Could you return all of the records exactly as they stand?
=== Task data ===
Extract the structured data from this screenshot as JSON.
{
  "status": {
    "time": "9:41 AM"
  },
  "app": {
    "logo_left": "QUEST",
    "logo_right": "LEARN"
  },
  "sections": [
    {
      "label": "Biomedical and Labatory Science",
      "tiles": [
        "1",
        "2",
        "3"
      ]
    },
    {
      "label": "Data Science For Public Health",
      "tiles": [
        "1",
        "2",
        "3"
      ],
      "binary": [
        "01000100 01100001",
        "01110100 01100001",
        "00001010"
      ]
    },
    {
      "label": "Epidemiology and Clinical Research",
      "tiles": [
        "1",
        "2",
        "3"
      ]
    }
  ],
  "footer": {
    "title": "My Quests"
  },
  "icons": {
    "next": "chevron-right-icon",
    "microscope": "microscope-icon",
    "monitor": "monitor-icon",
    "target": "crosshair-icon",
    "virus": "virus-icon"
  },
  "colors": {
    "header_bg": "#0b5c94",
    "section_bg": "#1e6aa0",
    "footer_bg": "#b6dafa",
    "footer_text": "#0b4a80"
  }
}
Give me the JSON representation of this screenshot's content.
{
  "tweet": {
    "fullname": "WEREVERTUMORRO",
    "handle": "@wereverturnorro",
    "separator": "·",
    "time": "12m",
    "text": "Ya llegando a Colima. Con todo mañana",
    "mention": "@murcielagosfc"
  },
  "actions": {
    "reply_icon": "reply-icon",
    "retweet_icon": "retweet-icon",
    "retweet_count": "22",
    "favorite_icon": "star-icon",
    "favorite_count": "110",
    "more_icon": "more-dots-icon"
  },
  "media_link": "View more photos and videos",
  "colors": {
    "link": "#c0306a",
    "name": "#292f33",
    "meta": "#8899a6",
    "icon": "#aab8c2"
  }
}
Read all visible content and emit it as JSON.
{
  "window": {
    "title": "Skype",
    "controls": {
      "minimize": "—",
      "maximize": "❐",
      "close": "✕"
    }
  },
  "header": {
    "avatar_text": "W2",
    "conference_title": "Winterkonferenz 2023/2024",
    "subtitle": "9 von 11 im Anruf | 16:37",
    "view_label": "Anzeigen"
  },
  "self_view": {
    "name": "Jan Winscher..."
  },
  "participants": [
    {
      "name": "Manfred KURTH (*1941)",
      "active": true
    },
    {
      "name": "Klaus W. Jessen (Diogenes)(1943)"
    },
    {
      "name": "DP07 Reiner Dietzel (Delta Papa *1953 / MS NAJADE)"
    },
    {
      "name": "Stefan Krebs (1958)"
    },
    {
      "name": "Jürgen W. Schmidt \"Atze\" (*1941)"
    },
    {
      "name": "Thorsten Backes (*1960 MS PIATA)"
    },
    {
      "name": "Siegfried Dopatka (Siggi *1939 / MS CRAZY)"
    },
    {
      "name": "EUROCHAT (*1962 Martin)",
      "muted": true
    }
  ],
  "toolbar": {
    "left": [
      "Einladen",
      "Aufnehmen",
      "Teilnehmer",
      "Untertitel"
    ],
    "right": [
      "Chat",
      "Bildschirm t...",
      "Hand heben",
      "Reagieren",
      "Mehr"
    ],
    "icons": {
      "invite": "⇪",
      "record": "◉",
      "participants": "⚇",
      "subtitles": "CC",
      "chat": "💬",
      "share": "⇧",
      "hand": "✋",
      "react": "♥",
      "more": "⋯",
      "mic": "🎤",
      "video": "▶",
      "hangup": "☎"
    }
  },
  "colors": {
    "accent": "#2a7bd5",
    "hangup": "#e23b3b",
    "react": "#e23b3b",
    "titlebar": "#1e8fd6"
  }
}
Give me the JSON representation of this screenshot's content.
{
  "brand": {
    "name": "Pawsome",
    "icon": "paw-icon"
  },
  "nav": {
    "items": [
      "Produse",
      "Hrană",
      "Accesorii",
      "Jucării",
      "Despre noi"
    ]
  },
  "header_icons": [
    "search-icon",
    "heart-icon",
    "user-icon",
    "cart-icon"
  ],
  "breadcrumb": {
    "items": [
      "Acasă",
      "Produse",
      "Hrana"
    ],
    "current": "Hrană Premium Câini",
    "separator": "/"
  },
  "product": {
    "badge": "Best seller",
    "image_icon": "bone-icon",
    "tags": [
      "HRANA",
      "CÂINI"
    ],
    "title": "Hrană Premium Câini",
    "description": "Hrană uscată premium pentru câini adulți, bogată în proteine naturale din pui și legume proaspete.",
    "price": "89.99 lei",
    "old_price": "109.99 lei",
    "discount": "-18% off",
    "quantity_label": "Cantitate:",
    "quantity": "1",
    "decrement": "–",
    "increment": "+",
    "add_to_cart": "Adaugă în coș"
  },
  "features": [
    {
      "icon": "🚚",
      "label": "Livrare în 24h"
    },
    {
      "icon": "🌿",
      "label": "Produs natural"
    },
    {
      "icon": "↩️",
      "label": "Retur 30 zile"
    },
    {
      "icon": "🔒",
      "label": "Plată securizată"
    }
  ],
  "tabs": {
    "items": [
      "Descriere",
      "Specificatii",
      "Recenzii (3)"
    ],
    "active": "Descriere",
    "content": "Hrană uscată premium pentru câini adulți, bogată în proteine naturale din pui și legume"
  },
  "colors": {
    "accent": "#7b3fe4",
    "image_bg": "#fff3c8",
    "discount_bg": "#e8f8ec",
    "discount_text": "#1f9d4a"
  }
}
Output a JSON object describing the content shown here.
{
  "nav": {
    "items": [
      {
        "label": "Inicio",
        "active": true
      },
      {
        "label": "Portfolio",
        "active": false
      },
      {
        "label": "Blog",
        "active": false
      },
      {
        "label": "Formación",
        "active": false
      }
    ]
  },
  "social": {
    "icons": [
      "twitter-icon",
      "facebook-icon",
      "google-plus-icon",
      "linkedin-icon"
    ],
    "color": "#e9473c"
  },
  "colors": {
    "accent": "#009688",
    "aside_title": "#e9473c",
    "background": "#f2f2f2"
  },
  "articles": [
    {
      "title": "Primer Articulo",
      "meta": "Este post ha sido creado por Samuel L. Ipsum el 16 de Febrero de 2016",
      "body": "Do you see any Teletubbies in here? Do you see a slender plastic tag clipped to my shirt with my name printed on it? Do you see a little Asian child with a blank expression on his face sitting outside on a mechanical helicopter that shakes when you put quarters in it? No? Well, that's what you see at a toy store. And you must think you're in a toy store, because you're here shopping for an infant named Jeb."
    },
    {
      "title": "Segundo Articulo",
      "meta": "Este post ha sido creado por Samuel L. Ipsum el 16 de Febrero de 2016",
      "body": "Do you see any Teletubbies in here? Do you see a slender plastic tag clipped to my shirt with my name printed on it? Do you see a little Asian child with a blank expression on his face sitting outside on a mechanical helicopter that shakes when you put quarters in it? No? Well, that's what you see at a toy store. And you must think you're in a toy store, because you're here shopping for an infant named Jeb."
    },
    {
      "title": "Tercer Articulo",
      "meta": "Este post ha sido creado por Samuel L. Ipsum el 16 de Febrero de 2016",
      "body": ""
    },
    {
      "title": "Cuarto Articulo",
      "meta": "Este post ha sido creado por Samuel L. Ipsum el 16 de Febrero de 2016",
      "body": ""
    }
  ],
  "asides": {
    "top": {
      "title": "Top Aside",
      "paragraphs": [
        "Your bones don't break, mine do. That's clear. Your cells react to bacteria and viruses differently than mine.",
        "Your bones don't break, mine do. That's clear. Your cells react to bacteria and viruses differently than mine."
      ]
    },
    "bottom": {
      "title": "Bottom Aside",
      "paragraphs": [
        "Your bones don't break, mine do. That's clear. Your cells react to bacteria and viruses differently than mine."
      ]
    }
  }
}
===
Response for this exercise:
Extract the structured data from this screenshot as JSON.
{
  "status": {
    "time": "9:41 AM"
  },
  "app": {
    "logo_left": "QUEST",
    "logo_right": "LEARN"
  },
  "sections": [
    {
      "label": "Biomedical and Labatory Science",
      "tiles": [
        "1",
        "2",
        "3"
      ]
    },
    {
      "label": "Data Science For Public Health",
      "tiles": [
        "1",
        "2",
        "3"
      ],
      "binary": [
        "01000100 01100001",
        "01110100 01100001",
        "00001010"
      ]
    },
    {
      "label": "Epidemiology and Clinical Research",
      "tiles": [
        "1",
        "2",
        "3"
      ]
    }
  ],
  "footer": {
    "title": "My Quests"
  },
  "icons": {
    "next": "chevron-right-icon",
    "microscope": "microscope-icon",
    "monitor": "monitor-icon",
    "target": "crosshair-icon",
    "virus": "virus-icon"
  },
  "colors": {
    "header_bg": "#0b5c94",
    "section_bg": "#1e6aa0",
    "footer_bg": "#b6dafa",
    "footer_text": "#0b4a80"
  }
}
Give me the JSON representation of this screenshot's content.
{
  "tweet": {
    "fullname": "WEREVERTUMORRO",
    "handle": "@wereverturnorro",
    "separator": "·",
    "time": "12m",
    "text": "Ya llegando a Colima. Con todo mañana",
    "mention": "@murcielagosfc"
  },
  "actions": {
    "reply_icon": "reply-icon",
    "retweet_icon": "retweet-icon",
    "retweet_count": "22",
    "favorite_icon": "star-icon",
    "favorite_count": "110",
    "more_icon": "more-dots-icon"
  },
  "media_link": "View more photos and videos",
  "colors": {
    "link": "#c0306a",
    "name": "#292f33",
    "meta": "#8899a6",
    "icon": "#aab8c2"
  }
}
Read all visible content and emit it as JSON.
{
  "window": {
    "title": "Skype",
    "controls": {
      "minimize": "—",
      "maximize": "❐",
      "close": "✕"
    }
  },
  "header": {
    "avatar_text": "W2",
    "conference_title": "Winterkonferenz 2023/2024",
    "subtitle": "9 von 11 im Anruf | 16:37",
    "view_label": "Anzeigen"
  },
  "self_view": {
    "name": "Jan Winscher..."
  },
  "participants": [
    {
      "name": "Manfred KURTH (*1941)",
      "active": true
    },
    {
      "name": "Klaus W. Jessen (Diogenes)(1943)"
    },
    {
      "name": "DP07 Reiner Dietzel (Delta Papa *1953 / MS NAJADE)"
    },
    {
      "name": "Stefan Krebs (1958)"
    },
    {
      "name": "Jürgen W. Schmidt \"Atze\" (*1941)"
    },
    {
      "name": "Thorsten Backes (*1960 MS PIATA)"
    },
    {
      "name": "Siegfried Dopatka (Siggi *1939 / MS CRAZY)"
    },
    {
      "name": "EUROCHAT (*1962 Martin)",
      "muted": true
    }
  ],
  "toolbar": {
    "left": [
      "Einladen",
      "Aufnehmen",
      "Teilnehmer",
      "Untertitel"
    ],
    "right": [
      "Chat",
      "Bildschirm t...",
      "Hand heben",
      "Reagieren",
      "Mehr"
    ],
    "icons": {
      "invite": "⇪",
      "record": "◉",
      "participants": "⚇",
      "subtitles": "CC",
      "chat": "💬",
      "share": "⇧",
      "hand": "✋",
      "react": "♥",
      "more": "⋯",
      "mic": "🎤",
      "video": "▶",
      "hangup": "☎"
    }
  },
  "colors": {
    "accent": "#2a7bd5",
    "hangup": "#e23b3b",
    "react": "#e23b3b",
    "titlebar": "#1e8fd6"
  }
}
Give me the JSON representation of this screenshot's content.
{
  "brand": {
    "name": "Pawsome",
    "icon": "paw-icon"
  },
  "nav": {
    "items": [
      "Produse",
      "Hrană",
      "Accesorii",
      "Jucării",
      "Despre noi"
    ]
  },
  "header_icons": [
    "search-icon",
    "heart-icon",
    "user-icon",
    "cart-icon"
  ],
  "breadcrumb": {
    "items": [
      "Acasă",
      "Produse",
      "Hrana"
    ],
    "current": "Hrană Premium Câini",
    "separator": "/"
  },
  "product": {
    "badge": "Best seller",
    "image_icon": "bone-icon",
    "tags": [
      "HRANA",
      "CÂINI"
    ],
    "title": "Hrană Premium Câini",
    "description": "Hrană uscată premium pentru câini adulți, bogată în proteine naturale din pui și legume proaspete.",
    "price": "89.99 lei",
    "old_price": "109.99 lei",
    "discount": "-18% off",
    "quantity_label": "Cantitate:",
    "quantity": "1",
    "decrement": "–",
    "increment": "+",
    "add_to_cart": "Adaugă în coș"
  },
  "features": [
    {
      "icon": "🚚",
      "label": "Livrare în 24h"
    },
    {
      "icon": "🌿",
      "label": "Produs natural"
    },
    {
      "icon": "↩️",
      "label": "Retur 30 zile"
    },
    {
      "icon": "🔒",
      "label": "Plată securizată"
    }
  ],
  "tabs": {
    "items": [
      "Descriere",
      "Specificatii",
      "Recenzii (3)"
    ],
    "active": "Descriere",
    "content": "Hrană uscată premium pentru câini adulți, bogată în proteine naturale din pui și legume"
  },
  "colors": {
    "accent": "#7b3fe4",
    "image_bg": "#fff3c8",
    "discount_bg": "#e8f8ec",
    "discount_text": "#1f9d4a"
  }
}
Output a JSON object describing the content shown here.
{
  "nav": {
    "items": [
      {
        "label": "Inicio",
        "active": true
      },
      {
        "label": "Portfolio",
        "active": false
      },
      {
        "label": "Blog",
        "active": false
      },
      {
        "label": "Formación",
        "active": false
      }
    ]
  },
  "social": {
    "icons": [
      "twitter-icon",
      "facebook-icon",
      "google-plus-icon",
      "linkedin-icon"
    ],
    "color": "#e9473c"
  },
  "colors": {
    "accent": "#009688",
    "aside_title": "#e9473c",
    "background": "#f2f2f2"
  },
  "articles": [
    {
      "title": "Primer Articulo",
      "meta": "Este post ha sido creado por Samuel L. Ipsum el 16 de Febrero de 2016",
      "body": "Do you see any Teletubbies in here? Do you see a slender plastic tag clipped to my shirt with my name printed on it? Do you see a little Asian child with a blank expression on his face sitting outside on a mechanical helicopter that shakes when you put quarters in it? No? Well, that's what you see at a toy store. And you must think you're in a toy store, because you're here shopping for an infant named Jeb."
    },
    {
      "title": "Segundo Articulo",
      "meta": "Este post ha sido creado por Samuel L. Ipsum el 16 de Febrero de 2016",
      "body": "Do you see any Teletubbies in here? Do you see a slender plastic tag clipped to my shirt with my name printed on it? Do you see a little Asian child with a blank expression on his face sitting outside on a mechanical helicopter that shakes when you put quarters in it? No? Well, that's what you see at a toy store. And you must think you're in a toy store, because you're here shopping for an infant named Jeb."
    },
    {
      "title": "Tercer Articulo",
      "meta": "Este post ha sido creado por Samuel L. Ipsum el 16 de Febrero de 2016",
      "body": ""
    },
    {
      "title": "Cuarto Articulo",
      "meta": "Este post ha sido creado por Samuel L. Ipsum el 16 de Febrero de 2016",
      "body": ""
    }
  ],
  "asides": {
    "top": {
      "title": "Top Aside",
      "paragraphs": [
        "Your bones don't break, mine do. That's clear. Your cells react to bacteria and viruses differently than mine.",
        "Your bones don't break, mine do. That's clear. Your cells react to bacteria and viruses differently than mine."
      ]
    },
    "bottom": {
      "title": "Bottom Aside",
      "paragraphs": [
        "Your bones don't break, mine do. That's clear. Your cells react to bacteria and viruses differently than mine."
      ]
    }
  }
}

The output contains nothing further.